▶ Problem details
Please output the lines shown below exactly as they appear.

▶ Supplied data
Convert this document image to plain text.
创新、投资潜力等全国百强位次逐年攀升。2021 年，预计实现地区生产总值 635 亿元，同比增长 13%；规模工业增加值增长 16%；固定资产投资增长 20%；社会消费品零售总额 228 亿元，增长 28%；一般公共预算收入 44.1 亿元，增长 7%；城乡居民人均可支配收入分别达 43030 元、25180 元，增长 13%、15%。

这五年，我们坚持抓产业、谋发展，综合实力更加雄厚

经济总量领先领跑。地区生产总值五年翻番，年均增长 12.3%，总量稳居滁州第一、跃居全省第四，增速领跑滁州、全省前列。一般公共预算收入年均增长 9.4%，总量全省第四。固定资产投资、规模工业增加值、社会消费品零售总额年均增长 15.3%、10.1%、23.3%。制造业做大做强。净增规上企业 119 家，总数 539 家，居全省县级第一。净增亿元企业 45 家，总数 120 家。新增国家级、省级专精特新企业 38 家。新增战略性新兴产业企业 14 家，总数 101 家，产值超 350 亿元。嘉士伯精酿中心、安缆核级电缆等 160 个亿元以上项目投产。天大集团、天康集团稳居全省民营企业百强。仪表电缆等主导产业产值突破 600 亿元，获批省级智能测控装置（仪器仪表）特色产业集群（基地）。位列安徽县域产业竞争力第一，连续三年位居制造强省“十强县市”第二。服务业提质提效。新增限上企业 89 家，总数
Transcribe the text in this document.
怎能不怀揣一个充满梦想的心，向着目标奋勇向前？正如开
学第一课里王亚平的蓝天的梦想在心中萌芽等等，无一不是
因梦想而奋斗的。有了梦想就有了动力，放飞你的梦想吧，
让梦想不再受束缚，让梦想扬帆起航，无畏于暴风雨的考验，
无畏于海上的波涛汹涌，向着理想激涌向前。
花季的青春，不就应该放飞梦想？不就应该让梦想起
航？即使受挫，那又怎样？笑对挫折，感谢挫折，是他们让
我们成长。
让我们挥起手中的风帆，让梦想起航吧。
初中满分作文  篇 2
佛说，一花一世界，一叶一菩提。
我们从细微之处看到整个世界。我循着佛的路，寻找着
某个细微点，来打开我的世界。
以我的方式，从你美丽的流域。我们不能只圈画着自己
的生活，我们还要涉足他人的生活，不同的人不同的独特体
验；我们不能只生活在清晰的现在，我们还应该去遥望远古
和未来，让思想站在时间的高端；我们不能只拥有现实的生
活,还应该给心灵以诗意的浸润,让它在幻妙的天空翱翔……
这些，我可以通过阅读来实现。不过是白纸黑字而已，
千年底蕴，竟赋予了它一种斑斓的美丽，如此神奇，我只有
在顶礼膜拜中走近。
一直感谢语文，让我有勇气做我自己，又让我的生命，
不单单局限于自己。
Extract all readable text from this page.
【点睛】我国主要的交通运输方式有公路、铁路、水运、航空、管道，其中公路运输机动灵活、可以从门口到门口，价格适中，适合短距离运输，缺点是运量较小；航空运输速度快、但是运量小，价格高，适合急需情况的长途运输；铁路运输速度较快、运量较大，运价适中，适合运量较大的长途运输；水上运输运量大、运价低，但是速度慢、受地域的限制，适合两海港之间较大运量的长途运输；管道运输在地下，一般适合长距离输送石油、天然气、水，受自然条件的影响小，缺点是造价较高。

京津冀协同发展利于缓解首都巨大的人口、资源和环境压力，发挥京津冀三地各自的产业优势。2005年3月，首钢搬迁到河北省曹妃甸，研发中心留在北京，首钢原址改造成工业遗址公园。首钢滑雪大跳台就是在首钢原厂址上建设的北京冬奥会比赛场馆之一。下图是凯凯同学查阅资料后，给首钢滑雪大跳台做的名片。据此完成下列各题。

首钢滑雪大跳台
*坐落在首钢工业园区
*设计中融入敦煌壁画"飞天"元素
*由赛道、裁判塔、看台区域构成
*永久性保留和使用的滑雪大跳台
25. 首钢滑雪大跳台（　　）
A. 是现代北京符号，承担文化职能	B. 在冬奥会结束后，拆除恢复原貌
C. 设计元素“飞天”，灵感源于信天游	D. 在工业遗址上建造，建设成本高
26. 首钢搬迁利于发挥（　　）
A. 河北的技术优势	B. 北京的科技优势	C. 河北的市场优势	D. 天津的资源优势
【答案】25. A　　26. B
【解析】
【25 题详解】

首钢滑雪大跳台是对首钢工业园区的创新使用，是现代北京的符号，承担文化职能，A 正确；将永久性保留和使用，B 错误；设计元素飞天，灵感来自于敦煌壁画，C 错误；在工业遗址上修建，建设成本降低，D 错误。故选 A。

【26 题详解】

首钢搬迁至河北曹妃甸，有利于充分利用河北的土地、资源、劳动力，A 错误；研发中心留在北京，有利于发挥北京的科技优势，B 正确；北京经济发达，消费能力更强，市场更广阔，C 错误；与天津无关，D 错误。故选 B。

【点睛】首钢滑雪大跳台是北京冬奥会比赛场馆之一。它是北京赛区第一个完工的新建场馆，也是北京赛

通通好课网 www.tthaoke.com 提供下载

▶ Complete response
Convert this document image to plain text.
创新、投资潜力等全国百强位次逐年攀升。2021 年，预计实现地区生产总值 635 亿元，同比增长 13%；规模工业增加值增长 16%；固定资产投资增长 20%；社会消费品零售总额 228 亿元，增长 28%；一般公共预算收入 44.1 亿元，增长 7%；城乡居民人均可支配收入分别达 43030 元、25180 元，增长 13%、15%。

这五年，我们坚持抓产业、谋发展，综合实力更加雄厚

经济总量领先领跑。地区生产总值五年翻番，年均增长 12.3%，总量稳居滁州第一、跃居全省第四，增速领跑滁州、全省前列。一般公共预算收入年均增长 9.4%，总量全省第四。固定资产投资、规模工业增加值、社会消费品零售总额年均增长 15.3%、10.1%、23.3%。制造业做大做强。净增规上企业 119 家，总数 539 家，居全省县级第一。净增亿元企业 45 家，总数 120 家。新增国家级、省级专精特新企业 38 家。新增战略性新兴产业企业 14 家，总数 101 家，产值超 350 亿元。嘉士伯精酿中心、安缆核级电缆等 160 个亿元以上项目投产。天大集团、天康集团稳居全省民营企业百强。仪表电缆等主导产业产值突破 600 亿元，获批省级智能测控装置（仪器仪表）特色产业集群（基地）。位列安徽县域产业竞争力第一，连续三年位居制造强省“十强县市”第二。服务业提质提效。新增限上企业 89 家，总数
Transcribe the text in this document.
怎能不怀揣一个充满梦想的心，向着目标奋勇向前？正如开
学第一课里王亚平的蓝天的梦想在心中萌芽等等，无一不是
因梦想而奋斗的。有了梦想就有了动力，放飞你的梦想吧，
让梦想不再受束缚，让梦想扬帆起航，无畏于暴风雨的考验，
无畏于海上的波涛汹涌，向着理想激涌向前。
花季的青春，不就应该放飞梦想？不就应该让梦想起
航？即使受挫，那又怎样？笑对挫折，感谢挫折，是他们让
我们成长。
让我们挥起手中的风帆，让梦想起航吧。
初中满分作文  篇 2
佛说，一花一世界，一叶一菩提。
我们从细微之处看到整个世界。我循着佛的路，寻找着
某个细微点，来打开我的世界。
以我的方式，从你美丽的流域。我们不能只圈画着自己
的生活，我们还要涉足他人的生活，不同的人不同的独特体
验；我们不能只生活在清晰的现在，我们还应该去遥望远古
和未来，让思想站在时间的高端；我们不能只拥有现实的生
活,还应该给心灵以诗意的浸润,让它在幻妙的天空翱翔……
这些，我可以通过阅读来实现。不过是白纸黑字而已，
千年底蕴，竟赋予了它一种斑斓的美丽，如此神奇，我只有
在顶礼膜拜中走近。
一直感谢语文，让我有勇气做我自己，又让我的生命，
不单单局限于自己。
Extract all readable text from this page.
【点睛】我国主要的交通运输方式有公路、铁路、水运、航空、管道，其中公路运输机动灵活、可以从门口到门口，价格适中，适合短距离运输，缺点是运量较小；航空运输速度快、但是运量小，价格高，适合急需情况的长途运输；铁路运输速度较快、运量较大，运价适中，适合运量较大的长途运输；水上运输运量大、运价低，但是速度慢、受地域的限制，适合两海港之间较大运量的长途运输；管道运输在地下，一般适合长距离输送石油、天然气、水，受自然条件的影响小，缺点是造价较高。

京津冀协同发展利于缓解首都巨大的人口、资源和环境压力，发挥京津冀三地各自的产业优势。2005年3月，首钢搬迁到河北省曹妃甸，研发中心留在北京，首钢原址改造成工业遗址公园。首钢滑雪大跳台就是在首钢原厂址上建设的北京冬奥会比赛场馆之一。下图是凯凯同学查阅资料后，给首钢滑雪大跳台做的名片。据此完成下列各题。

首钢滑雪大跳台
*坐落在首钢工业园区
*设计中融入敦煌壁画"飞天"元素
*由赛道、裁判塔、看台区域构成
*永久性保留和使用的滑雪大跳台
25. 首钢滑雪大跳台（　　）
A. 是现代北京符号，承担文化职能	B. 在冬奥会结束后，拆除恢复原貌
C. 设计元素“飞天”，灵感源于信天游	D. 在工业遗址上建造，建设成本高
26. 首钢搬迁利于发挥（　　）
A. 河北的技术优势	B. 北京的科技优势	C. 河北的市场优势	D. 天津的资源优势
【答案】25. A　　26. B
【解析】
【25 题详解】

首钢滑雪大跳台是对首钢工业园区的创新使用，是现代北京的符号，承担文化职能，A 正确；将永久性保留和使用，B 错误；设计元素飞天，灵感来自于敦煌壁画，C 错误；在工业遗址上修建，建设成本降低，D 错误。故选 A。

【26 题详解】

首钢搬迁至河北曹妃甸，有利于充分利用河北的土地、资源、劳动力，A 错误；研发中心留在北京，有利于发挥北京的科技优势，B 正确；北京经济发达，消费能力更强，市场更广阔，C 错误；与天津无关，D 错误。故选 B。

【点睛】首钢滑雪大跳台是北京冬奥会比赛场馆之一。它是北京赛区第一个完工的新建场馆，也是北京赛

通通好课网 www.tthaoke.com 提供下载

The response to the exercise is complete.